→ **PAGE EXCERPT**

....

This is how systems like Slack or Discord can tolerate temporary live-delivery failures without losing conversation history.

3.13 WebSockets vs Traditional Request-Response

Dimension	Request-response HTTP	WebSockets
Communication model	Client asks, server answers	Both sides can send after connection is established
Overhead	New request/response semantics each time	One persistent connection
Server push	Awkward or impossible directly	Natural
Best for	CRUD, infrequent interactions, cacheable reads	Interactive real-time features
Statefulness	Usually stateless per request	Stateful connection management
Scaling pain	Request burst handling	Connection count, fanout, reconnect storms

3.14 Production Examples

Slack or Discord style chat:

WebSockets to maintain active sessions
durable message store for history
presence service for online status
per-channel fanout through pub/sub
client acknowledgments or read markers managed separately from transport

Live operational dashboard:

metrics ingestion into stream system
aggregation layer computes latest values
gateway pushes only the latest state at a controlled cadence
slow clients may receive sampled or coalesced updates instead of every raw event

Collaborative editing like Google Docs style systems:

persistent channel for operations and cursor updates
separate algorithm for convergence such as OT or CRDT
ordered per-document operation stream more important than global ordering

3.15 Failure Cases and Best Practices

Common failures:

dropped connections during deploys
missing replay after reconnect
memory blow-up from unbounded per-client queues
duplicate sends during reconnect races
stale authentication on long-lived connections
load imbalance when popular rooms concentrate on one shard

Best practices:

keep auth tokens short-lived and renewable
use heartbeats with sensible timeout and grace period
track per-stream sequence numbers for replay and gap detection
bound outbound queues and define drop policies
separate durable history from ephemeral transport
plan explicitly for reconnect storms

4. Server-Sent Events (SSE)

Server-Sent Events are a simpler real-time transport for one-way server-to-client streaming over HTTP.

4.1 What SSE Is

SSE uses a long-lived HTTP response with content type text/event-stream. The server keeps the response open and pushes events as text lines.

This is simpler than WebSockets because:

it stays within standard HTTP semantics
the communication direction is only server to client
browsers provide built-in reconnect behavior through EventSource

SSE is often the right tool when you need live updates but not client-to-server realtime messaging on the same channel.

....

→ **Element location listings**
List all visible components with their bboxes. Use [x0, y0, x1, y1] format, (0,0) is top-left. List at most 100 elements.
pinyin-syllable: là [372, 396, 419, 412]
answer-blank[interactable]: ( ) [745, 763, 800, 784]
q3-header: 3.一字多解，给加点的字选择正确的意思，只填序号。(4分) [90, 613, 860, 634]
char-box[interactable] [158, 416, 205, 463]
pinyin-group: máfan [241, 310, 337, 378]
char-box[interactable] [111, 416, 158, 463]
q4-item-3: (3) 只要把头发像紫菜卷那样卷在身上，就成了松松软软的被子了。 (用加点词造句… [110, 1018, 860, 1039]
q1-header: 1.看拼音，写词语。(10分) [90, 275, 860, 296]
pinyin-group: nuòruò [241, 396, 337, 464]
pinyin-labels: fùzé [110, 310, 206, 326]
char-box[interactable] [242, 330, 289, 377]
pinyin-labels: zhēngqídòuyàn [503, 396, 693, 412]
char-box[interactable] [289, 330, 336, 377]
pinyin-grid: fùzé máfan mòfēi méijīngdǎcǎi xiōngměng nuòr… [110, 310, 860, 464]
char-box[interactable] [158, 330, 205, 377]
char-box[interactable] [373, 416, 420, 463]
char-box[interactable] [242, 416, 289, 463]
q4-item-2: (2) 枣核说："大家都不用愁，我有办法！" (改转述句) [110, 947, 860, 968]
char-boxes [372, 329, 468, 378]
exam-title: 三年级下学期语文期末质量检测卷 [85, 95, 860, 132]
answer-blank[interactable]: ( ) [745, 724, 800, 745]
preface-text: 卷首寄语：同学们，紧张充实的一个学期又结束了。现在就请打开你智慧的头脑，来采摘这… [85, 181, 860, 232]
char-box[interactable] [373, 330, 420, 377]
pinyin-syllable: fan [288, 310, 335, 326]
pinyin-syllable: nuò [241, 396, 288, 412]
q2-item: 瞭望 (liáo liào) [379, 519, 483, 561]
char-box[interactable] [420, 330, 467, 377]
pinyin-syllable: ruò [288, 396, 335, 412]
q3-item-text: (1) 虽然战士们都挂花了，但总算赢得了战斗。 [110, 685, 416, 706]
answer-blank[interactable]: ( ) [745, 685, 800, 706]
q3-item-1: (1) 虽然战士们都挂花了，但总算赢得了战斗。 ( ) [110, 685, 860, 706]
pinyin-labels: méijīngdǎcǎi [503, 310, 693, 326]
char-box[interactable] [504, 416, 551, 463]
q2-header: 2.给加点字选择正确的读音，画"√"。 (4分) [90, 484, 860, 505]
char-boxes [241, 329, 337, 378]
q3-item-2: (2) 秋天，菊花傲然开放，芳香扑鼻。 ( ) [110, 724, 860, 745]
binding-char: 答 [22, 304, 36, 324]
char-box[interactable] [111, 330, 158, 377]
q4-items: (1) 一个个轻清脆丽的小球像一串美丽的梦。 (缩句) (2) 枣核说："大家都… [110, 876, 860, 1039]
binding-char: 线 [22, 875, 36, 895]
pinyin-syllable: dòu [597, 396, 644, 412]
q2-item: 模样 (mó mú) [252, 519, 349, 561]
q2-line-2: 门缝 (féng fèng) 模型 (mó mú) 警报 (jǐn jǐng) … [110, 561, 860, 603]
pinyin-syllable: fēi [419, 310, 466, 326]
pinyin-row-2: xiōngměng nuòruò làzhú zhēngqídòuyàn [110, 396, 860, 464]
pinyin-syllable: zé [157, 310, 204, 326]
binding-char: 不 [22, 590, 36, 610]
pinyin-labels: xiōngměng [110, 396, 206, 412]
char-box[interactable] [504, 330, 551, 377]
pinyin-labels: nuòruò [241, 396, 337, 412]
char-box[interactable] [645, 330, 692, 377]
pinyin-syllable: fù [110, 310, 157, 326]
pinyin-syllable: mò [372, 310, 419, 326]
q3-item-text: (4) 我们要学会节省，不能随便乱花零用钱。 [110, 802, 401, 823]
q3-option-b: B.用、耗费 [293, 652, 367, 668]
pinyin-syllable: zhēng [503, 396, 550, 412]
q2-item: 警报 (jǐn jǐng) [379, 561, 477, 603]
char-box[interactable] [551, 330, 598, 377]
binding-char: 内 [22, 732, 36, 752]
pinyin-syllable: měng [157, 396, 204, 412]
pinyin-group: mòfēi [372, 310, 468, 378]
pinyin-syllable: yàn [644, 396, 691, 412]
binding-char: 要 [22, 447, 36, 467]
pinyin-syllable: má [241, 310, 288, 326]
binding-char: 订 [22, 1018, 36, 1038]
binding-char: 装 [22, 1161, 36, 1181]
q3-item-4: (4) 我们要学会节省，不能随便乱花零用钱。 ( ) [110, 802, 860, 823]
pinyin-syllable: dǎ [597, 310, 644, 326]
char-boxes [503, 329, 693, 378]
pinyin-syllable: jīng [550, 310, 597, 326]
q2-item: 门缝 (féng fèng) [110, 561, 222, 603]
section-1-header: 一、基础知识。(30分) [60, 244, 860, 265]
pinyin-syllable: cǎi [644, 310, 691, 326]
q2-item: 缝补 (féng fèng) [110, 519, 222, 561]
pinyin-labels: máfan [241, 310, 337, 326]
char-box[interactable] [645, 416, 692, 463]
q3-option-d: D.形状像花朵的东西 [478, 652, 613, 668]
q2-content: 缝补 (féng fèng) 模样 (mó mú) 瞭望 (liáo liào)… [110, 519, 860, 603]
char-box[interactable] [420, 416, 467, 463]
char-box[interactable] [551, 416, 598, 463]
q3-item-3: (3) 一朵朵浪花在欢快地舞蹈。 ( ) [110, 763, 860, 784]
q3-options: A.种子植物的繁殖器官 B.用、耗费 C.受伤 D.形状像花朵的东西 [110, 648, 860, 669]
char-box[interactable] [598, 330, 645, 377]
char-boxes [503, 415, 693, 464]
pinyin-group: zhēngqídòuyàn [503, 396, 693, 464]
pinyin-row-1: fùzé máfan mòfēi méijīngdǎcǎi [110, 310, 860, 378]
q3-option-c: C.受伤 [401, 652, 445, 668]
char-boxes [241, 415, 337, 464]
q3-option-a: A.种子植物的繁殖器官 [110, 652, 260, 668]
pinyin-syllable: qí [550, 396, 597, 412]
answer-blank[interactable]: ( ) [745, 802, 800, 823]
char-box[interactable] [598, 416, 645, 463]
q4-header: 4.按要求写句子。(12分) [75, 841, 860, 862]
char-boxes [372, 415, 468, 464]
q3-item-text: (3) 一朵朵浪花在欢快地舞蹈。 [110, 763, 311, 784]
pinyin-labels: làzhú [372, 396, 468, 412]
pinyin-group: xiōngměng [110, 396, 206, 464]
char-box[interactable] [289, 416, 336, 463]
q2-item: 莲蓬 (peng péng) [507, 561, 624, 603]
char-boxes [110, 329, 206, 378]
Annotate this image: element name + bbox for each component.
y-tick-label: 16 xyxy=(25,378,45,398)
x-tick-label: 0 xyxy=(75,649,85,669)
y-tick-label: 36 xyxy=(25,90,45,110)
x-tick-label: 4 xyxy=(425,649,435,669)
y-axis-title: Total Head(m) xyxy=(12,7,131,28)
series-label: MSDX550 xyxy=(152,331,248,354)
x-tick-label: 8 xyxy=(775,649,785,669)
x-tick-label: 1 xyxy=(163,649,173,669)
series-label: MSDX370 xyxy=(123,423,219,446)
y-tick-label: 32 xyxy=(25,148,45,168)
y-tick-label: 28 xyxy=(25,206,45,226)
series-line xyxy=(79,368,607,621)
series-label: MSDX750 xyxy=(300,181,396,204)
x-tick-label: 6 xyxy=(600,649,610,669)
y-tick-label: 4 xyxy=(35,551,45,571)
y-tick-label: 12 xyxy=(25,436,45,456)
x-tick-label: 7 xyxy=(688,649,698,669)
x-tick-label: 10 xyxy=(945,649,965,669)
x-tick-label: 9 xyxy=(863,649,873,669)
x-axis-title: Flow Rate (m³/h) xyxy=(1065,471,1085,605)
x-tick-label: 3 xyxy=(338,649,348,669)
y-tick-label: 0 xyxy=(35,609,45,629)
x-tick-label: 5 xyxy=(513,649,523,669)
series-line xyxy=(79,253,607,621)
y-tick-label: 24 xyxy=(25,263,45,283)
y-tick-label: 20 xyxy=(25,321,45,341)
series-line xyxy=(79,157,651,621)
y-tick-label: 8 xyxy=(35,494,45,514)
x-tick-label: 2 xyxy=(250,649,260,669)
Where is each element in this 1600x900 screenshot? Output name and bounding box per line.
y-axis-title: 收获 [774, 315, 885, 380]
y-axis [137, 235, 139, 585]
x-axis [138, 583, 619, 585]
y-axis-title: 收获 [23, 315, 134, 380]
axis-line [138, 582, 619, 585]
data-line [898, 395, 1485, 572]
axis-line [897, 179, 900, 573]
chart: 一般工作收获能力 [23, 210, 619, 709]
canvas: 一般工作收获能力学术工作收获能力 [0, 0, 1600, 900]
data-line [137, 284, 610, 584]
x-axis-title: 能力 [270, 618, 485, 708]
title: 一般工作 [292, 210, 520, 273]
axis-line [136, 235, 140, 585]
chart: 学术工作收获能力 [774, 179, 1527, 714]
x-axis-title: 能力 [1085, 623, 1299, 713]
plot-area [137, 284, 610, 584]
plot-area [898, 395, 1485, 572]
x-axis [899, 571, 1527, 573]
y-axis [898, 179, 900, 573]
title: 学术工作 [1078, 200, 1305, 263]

....

→ **SET TASK**
In the text on WebSockets and Server-Sent Events, what content type does the long-lived HTTP response used by SSE have?

→ **FINISHED ANSWER**
text/event-stream